**WHAT YOU NEED TO DO**
Scan the material for the word "content", and copy each line where it shows up.

— start of EXCERPTED DATA —

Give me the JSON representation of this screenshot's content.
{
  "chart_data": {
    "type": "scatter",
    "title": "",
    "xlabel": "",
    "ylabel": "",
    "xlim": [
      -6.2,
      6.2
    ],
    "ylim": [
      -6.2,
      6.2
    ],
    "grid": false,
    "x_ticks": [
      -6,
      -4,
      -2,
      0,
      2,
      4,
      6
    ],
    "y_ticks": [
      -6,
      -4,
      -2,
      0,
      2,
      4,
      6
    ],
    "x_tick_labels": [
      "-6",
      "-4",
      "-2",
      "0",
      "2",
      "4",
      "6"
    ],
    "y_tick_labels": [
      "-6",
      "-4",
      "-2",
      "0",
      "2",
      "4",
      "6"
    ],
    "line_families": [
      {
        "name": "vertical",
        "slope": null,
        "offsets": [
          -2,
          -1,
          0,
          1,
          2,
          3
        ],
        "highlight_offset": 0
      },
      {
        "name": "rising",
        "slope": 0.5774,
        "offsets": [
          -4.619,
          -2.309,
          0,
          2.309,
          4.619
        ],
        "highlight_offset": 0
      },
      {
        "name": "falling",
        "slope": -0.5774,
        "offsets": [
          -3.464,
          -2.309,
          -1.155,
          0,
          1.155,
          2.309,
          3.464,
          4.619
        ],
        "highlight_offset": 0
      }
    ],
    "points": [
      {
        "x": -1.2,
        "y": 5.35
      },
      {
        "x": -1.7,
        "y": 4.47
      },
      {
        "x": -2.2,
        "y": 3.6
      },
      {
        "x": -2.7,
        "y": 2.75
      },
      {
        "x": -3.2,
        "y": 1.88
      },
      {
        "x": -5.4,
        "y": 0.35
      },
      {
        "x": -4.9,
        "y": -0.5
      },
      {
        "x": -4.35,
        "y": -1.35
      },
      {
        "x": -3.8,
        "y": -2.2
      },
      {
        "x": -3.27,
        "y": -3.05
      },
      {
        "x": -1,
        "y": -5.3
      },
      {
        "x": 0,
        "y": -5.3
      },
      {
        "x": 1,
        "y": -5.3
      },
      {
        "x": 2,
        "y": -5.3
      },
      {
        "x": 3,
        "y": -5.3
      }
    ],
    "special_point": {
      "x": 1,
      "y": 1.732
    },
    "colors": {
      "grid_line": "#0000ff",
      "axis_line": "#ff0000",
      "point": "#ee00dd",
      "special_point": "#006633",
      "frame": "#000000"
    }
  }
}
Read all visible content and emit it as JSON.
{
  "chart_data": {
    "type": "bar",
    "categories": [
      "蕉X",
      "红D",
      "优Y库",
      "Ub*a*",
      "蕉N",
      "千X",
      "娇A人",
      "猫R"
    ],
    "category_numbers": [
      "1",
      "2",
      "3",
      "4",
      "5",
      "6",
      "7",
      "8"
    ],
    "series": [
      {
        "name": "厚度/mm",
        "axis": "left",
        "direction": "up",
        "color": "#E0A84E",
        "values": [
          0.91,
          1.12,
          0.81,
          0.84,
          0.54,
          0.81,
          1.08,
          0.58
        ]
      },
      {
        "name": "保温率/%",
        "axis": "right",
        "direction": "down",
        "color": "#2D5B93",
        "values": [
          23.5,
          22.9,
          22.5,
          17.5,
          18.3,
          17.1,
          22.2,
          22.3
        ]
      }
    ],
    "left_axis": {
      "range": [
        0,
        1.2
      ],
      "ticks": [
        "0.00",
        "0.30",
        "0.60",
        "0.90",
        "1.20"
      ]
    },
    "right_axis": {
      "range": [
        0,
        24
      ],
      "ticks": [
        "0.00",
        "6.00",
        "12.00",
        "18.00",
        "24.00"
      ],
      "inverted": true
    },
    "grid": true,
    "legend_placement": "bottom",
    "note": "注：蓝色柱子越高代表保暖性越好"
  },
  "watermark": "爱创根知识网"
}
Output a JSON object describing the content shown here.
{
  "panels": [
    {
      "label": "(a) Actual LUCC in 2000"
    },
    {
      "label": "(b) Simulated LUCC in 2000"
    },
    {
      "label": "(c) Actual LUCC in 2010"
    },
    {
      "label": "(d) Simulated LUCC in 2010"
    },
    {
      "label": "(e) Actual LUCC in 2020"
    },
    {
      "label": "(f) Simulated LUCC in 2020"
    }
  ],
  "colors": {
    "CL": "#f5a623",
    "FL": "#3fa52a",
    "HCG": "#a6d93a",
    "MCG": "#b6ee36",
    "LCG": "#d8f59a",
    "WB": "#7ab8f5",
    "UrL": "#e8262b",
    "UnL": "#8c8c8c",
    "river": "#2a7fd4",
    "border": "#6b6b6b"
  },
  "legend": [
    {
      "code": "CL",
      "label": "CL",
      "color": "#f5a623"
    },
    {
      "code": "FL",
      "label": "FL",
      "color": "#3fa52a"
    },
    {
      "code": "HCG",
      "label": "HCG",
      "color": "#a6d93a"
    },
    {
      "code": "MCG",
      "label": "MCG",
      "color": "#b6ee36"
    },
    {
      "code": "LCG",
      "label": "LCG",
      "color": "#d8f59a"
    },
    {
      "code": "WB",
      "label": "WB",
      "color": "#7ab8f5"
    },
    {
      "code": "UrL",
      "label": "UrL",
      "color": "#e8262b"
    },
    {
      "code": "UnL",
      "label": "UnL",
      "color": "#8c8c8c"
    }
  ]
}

— end of EXCERPTED DATA —

**ANSWER FOR THE TASK**
Give me the JSON representation of this screenshot's content.
Read all visible content and emit it as JSON.
Output a JSON object describing the content shown here.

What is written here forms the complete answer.